Please restate the following records word for word.
[Begin]
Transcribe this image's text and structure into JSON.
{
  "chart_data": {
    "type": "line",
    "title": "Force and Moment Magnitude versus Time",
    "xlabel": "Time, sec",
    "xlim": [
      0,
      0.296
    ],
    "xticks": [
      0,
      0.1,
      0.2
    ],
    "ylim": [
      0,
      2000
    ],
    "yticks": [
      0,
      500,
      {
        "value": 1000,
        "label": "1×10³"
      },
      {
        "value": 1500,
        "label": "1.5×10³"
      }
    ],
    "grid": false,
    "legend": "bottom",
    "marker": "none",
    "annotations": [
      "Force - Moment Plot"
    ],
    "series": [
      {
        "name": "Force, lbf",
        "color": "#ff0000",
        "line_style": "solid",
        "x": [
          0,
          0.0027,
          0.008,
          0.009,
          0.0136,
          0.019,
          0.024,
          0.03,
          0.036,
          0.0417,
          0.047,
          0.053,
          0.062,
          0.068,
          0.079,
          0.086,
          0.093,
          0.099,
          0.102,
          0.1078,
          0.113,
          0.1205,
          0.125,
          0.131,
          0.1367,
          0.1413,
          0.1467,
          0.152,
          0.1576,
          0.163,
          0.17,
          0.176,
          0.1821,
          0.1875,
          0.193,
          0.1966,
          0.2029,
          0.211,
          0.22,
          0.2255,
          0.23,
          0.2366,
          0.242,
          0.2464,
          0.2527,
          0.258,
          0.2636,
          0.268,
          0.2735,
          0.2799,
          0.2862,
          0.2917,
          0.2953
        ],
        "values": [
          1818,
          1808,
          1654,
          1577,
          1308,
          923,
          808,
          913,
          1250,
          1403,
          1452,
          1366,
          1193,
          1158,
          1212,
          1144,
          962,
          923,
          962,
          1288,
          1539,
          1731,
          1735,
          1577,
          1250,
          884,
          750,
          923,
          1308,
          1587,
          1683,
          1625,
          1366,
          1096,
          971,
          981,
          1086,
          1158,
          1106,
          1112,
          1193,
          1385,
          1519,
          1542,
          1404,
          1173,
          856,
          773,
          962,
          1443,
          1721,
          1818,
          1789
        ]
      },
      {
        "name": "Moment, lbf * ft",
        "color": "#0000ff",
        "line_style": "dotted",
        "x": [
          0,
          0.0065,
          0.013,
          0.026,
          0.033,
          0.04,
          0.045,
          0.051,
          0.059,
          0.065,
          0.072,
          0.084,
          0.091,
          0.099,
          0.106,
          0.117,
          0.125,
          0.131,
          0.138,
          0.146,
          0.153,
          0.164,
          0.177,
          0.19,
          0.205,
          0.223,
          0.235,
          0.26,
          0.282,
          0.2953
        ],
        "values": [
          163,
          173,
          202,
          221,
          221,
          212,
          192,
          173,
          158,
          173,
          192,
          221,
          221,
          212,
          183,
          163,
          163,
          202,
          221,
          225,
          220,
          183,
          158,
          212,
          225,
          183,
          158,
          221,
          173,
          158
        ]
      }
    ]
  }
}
[End]
Exercise solution –
Transcribe this image's text and structure into JSON.
{
  "chart_data": {
    "type": "line",
    "title": "Force and Moment Magnitude versus Time",
    "xlabel": "Time, sec",
    "xlim": [
      0,
      0.296
    ],
    "xticks": [
      0,
      0.1,
      0.2
    ],
    "ylim": [
      0,
      2000
    ],
    "yticks": [
      0,
      500,
      {
        "value": 1000,
        "label": "1×10³"
      },
      {
        "value": 1500,
        "label": "1.5×10³"
      }
    ],
    "grid": false,
    "legend": "bottom",
    "marker": "none",
    "annotations": [
      "Force - Moment Plot"
    ],
    "series": [
      {
        "name": "Force, lbf",
        "color": "#ff0000",
        "line_style": "solid",
        "x": [
          0,
          0.0027,
          0.008,
          0.009,
          0.0136,
          0.019,
          0.024,
          0.03,
          0.036,
          0.0417,
          0.047,
          0.053,
          0.062,
          0.068,
          0.079,
          0.086,
          0.093,
          0.099,
          0.102,
          0.1078,
          0.113,
          0.1205,
          0.125,
          0.131,
          0.1367,
          0.1413,
          0.1467,
          0.152,
          0.1576,
          0.163,
          0.17,
          0.176,
          0.1821,
          0.1875,
          0.193,
          0.1966,
          0.2029,
          0.211,
          0.22,
          0.2255,
          0.23,
          0.2366,
          0.242,
          0.2464,
          0.2527,
          0.258,
          0.2636,
          0.268,
          0.2735,
          0.2799,
          0.2862,
          0.2917,
          0.2953
        ],
        "values": [
          1818,
          1808,
          1654,
          1577,
          1308,
          923,
          808,
          913,
          1250,
          1403,
          1452,
          1366,
          1193,
          1158,
          1212,
          1144,
          962,
          923,
          962,
          1288,
          1539,
          1731,
          1735,
          1577,
          1250,
          884,
          750,
          923,
          1308,
          1587,
          1683,
          1625,
          1366,
          1096,
          971,
          981,
          1086,
          1158,
          1106,
          1112,
          1193,
          1385,
          1519,
          1542,
          1404,
          1173,
          856,
          773,
          962,
          1443,
          1721,
          1818,
          1789
        ]
      },
      {
        "name": "Moment, lbf * ft",
        "color": "#0000ff",
        "line_style": "dotted",
        "x": [
          0,
          0.0065,
          0.013,
          0.026,
          0.033,
          0.04,
          0.045,
          0.051,
          0.059,
          0.065,
          0.072,
          0.084,
          0.091,
          0.099,
          0.106,
          0.117,
          0.125,
          0.131,
          0.138,
          0.146,
          0.153,
          0.164,
          0.177,
          0.19,
          0.205,
          0.223,
          0.235,
          0.26,
          0.282,
          0.2953
        ],
        "values": [
          163,
          173,
          202,
          221,
          221,
          212,
          192,
          173,
          158,
          173,
          192,
          221,
          221,
          212,
          183,
          163,
          163,
          202,
          221,
          225,
          220,
          183,
          158,
          212,
          225,
          183,
          158,
          221,
          173,
          158
        ]
      }
    ]
  }
}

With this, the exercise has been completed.